▸ **Required task**:
Each record below should be output verbatim, without pictures.

▸ **Information provided**:
## start
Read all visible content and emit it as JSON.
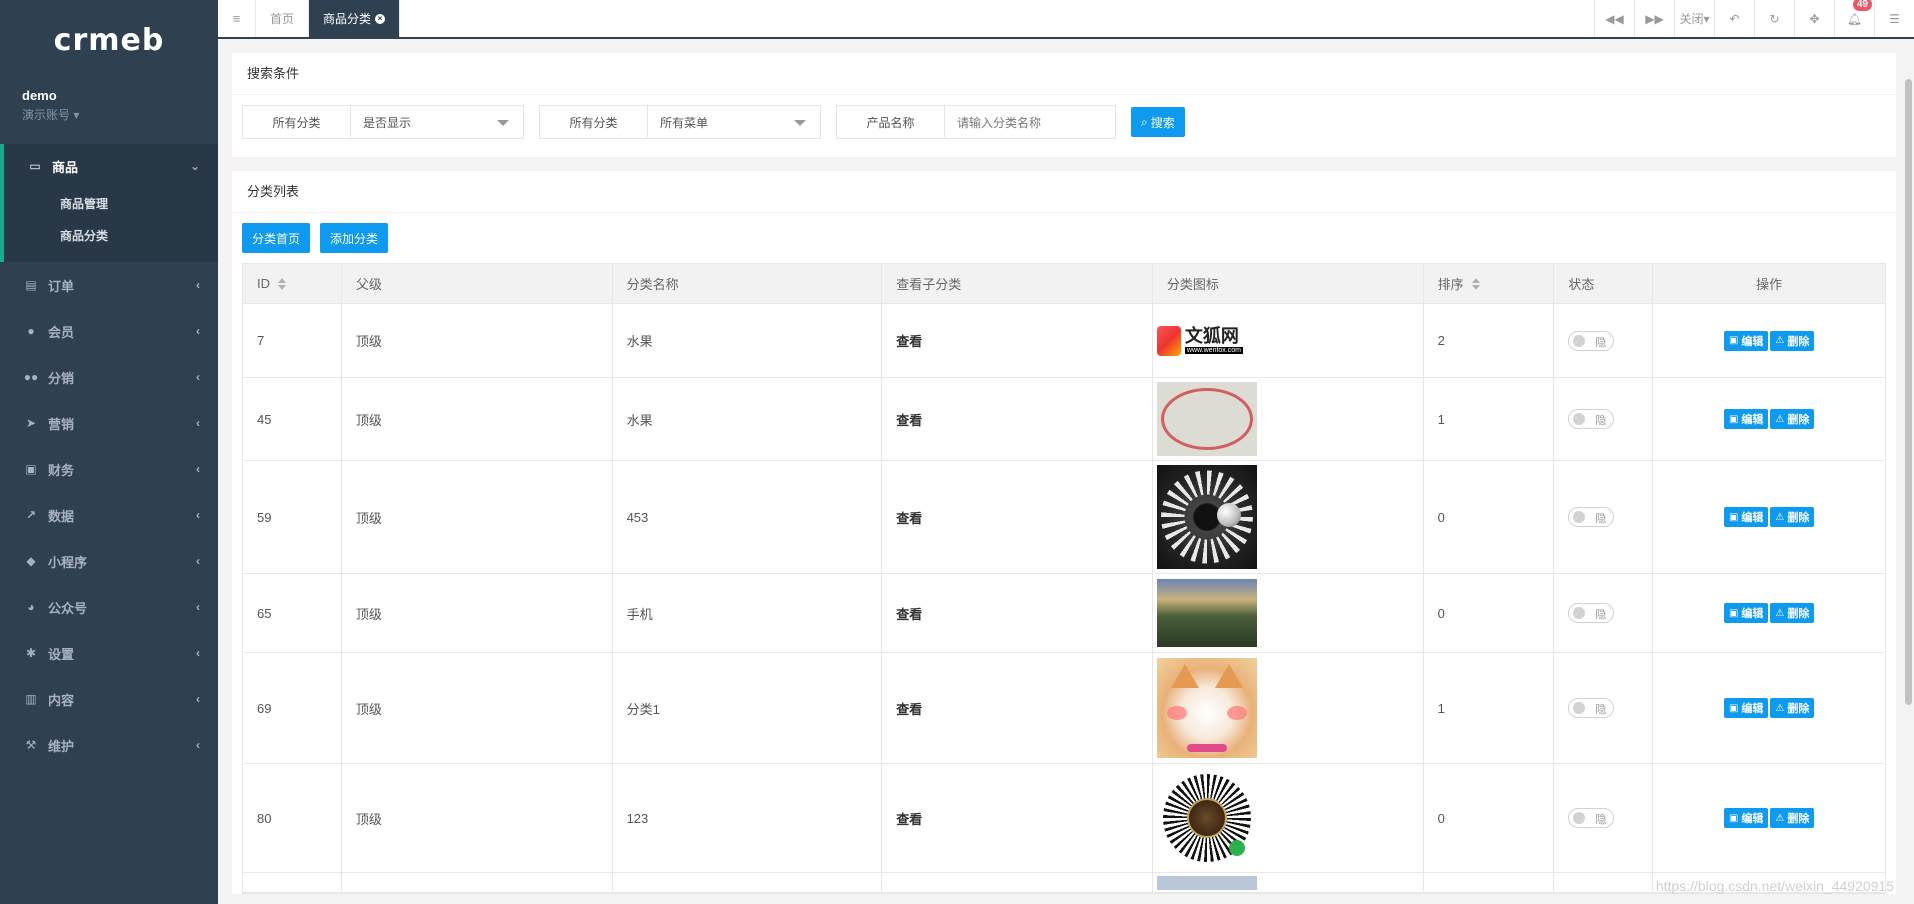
{
  "sidebar": {
    "logo": "crmeb",
    "user": {
      "name": "demo",
      "role": "演示账号"
    },
    "active_group": {
      "label": "商品",
      "items": [
        "商品管理",
        "商品分类"
      ]
    },
    "items": [
      {
        "label": "订单",
        "icon": "order-icon"
      },
      {
        "label": "会员",
        "icon": "user-icon"
      },
      {
        "label": "分销",
        "icon": "users-icon"
      },
      {
        "label": "营销",
        "icon": "send-icon"
      },
      {
        "label": "财务",
        "icon": "money-icon"
      },
      {
        "label": "数据",
        "icon": "chart-icon"
      },
      {
        "label": "小程序",
        "icon": "cubes-icon"
      },
      {
        "label": "公众号",
        "icon": "wechat-icon"
      },
      {
        "label": "设置",
        "icon": "gear-icon"
      },
      {
        "label": "内容",
        "icon": "book-icon"
      },
      {
        "label": "维护",
        "icon": "wrench-icon"
      }
    ]
  },
  "topbar": {
    "tabs": [
      {
        "label": "首页",
        "active": false
      },
      {
        "label": "商品分类",
        "active": true
      }
    ],
    "close_label": "关闭",
    "notification_count": "49"
  },
  "search": {
    "title": "搜索条件",
    "groups": [
      {
        "addon": "所有分类",
        "value": "是否显示",
        "type": "select"
      },
      {
        "addon": "所有分类",
        "value": "所有菜单",
        "type": "select"
      },
      {
        "addon": "产品名称",
        "placeholder": "请输入分类名称",
        "type": "input"
      }
    ],
    "button": "搜索"
  },
  "list": {
    "title": "分类列表",
    "buttons": [
      "分类首页",
      "添加分类"
    ],
    "columns": [
      "ID",
      "父级",
      "分类名称",
      "查看子分类",
      "分类图标",
      "排序",
      "状态",
      "操作"
    ],
    "rows": [
      {
        "id": "7",
        "parent": "顶级",
        "name": "水果",
        "view": "查看",
        "icon": "logo",
        "sort": "2",
        "status": "隐"
      },
      {
        "id": "45",
        "parent": "顶级",
        "name": "水果",
        "view": "查看",
        "icon": "stamp",
        "sort": "1",
        "status": "隐"
      },
      {
        "id": "59",
        "parent": "顶级",
        "name": "453",
        "view": "查看",
        "icon": "dark",
        "sort": "0",
        "status": "隐"
      },
      {
        "id": "65",
        "parent": "顶级",
        "name": "手机",
        "view": "查看",
        "icon": "land",
        "sort": "0",
        "status": "隐"
      },
      {
        "id": "69",
        "parent": "顶级",
        "name": "分类1",
        "view": "查看",
        "icon": "cat",
        "sort": "1",
        "status": "隐"
      },
      {
        "id": "80",
        "parent": "顶级",
        "name": "123",
        "view": "查看",
        "icon": "qr",
        "sort": "0",
        "status": "隐"
      }
    ],
    "edit_label": "编辑",
    "delete_label": "删除",
    "thumb_texts": {
      "logo_big": "文狐网",
      "logo_small": "www.wenfox.com"
    }
  },
  "watermark": "https://blog.csdn.net/weixin_44920915",
  "colors": {
    "sidebar": "#2f4050",
    "primary": "#0e9aef",
    "badge": "#ed5565"
  }
}
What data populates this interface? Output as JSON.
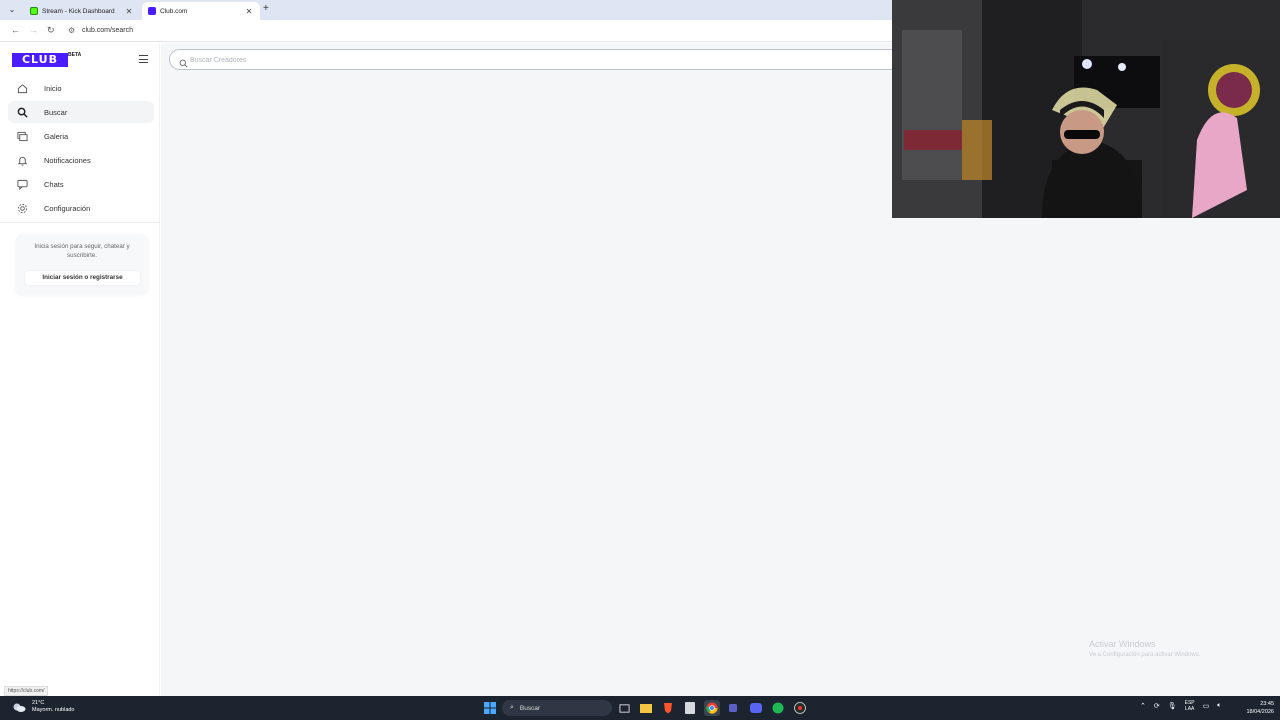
## end
▸ **The answer**:
Read all visible content and emit it as JSON.
{
  "sidebar": {
    "logo": "crmeb",
    "user": {
      "name": "demo",
      "role": "演示账号"
    },
    "active_group": {
      "label": "商品",
      "items": [
        "商品管理",
        "商品分类"
      ]
    },
    "items": [
      {
        "label": "订单",
        "icon": "order-icon"
      },
      {
        "label": "会员",
        "icon": "user-icon"
      },
      {
        "label": "分销",
        "icon": "users-icon"
      },
      {
        "label": "营销",
        "icon": "send-icon"
      },
      {
        "label": "财务",
        "icon": "money-icon"
      },
      {
        "label": "数据",
        "icon": "chart-icon"
      },
      {
        "label": "小程序",
        "icon": "cubes-icon"
      },
      {
        "label": "公众号",
        "icon": "wechat-icon"
      },
      {
        "label": "设置",
        "icon": "gear-icon"
      },
      {
        "label": "内容",
        "icon": "book-icon"
      },
      {
        "label": "维护",
        "icon": "wrench-icon"
      }
    ]
  },
  "topbar": {
    "tabs": [
      {
        "label": "首页",
        "active": false
      },
      {
        "label": "商品分类",
        "active": true
      }
    ],
    "close_label": "关闭",
    "notification_count": "49"
  },
  "search": {
    "title": "搜索条件",
    "groups": [
      {
        "addon": "所有分类",
        "value": "是否显示",
        "type": "select"
      },
      {
        "addon": "所有分类",
        "value": "所有菜单",
        "type": "select"
      },
      {
        "addon": "产品名称",
        "placeholder": "请输入分类名称",
        "type": "input"
      }
    ],
    "button": "搜索"
  },
  "list": {
    "title": "分类列表",
    "buttons": [
      "分类首页",
      "添加分类"
    ],
    "columns": [
      "ID",
      "父级",
      "分类名称",
      "查看子分类",
      "分类图标",
      "排序",
      "状态",
      "操作"
    ],
    "rows": [
      {
        "id": "7",
        "parent": "顶级",
        "name": "水果",
        "view": "查看",
        "icon": "logo",
        "sort": "2",
        "status": "隐"
      },
      {
        "id": "45",
        "parent": "顶级",
        "name": "水果",
        "view": "查看",
        "icon": "stamp",
        "sort": "1",
        "status": "隐"
      },
      {
        "id": "59",
        "parent": "顶级",
        "name": "453",
        "view": "查看",
        "icon": "dark",
        "sort": "0",
        "status": "隐"
      },
      {
        "id": "65",
        "parent": "顶级",
        "name": "手机",
        "view": "查看",
        "icon": "land",
        "sort": "0",
        "status": "隐"
      },
      {
        "id": "69",
        "parent": "顶级",
        "name": "分类1",
        "view": "查看",
        "icon": "cat",
        "sort": "1",
        "status": "隐"
      },
      {
        "id": "80",
        "parent": "顶级",
        "name": "123",
        "view": "查看",
        "icon": "qr",
        "sort": "0",
        "status": "隐"
      }
    ],
    "edit_label": "编辑",
    "delete_label": "删除",
    "thumb_texts": {
      "logo_big": "文狐网",
      "logo_small": "www.wenfox.com"
    }
  },
  "watermark": "https://blog.csdn.net/weixin_44920915",
  "colors": {
    "sidebar": "#2f4050",
    "primary": "#0e9aef",
    "badge": "#ed5565"
  }
}
What data populates this interface? Output as JSON.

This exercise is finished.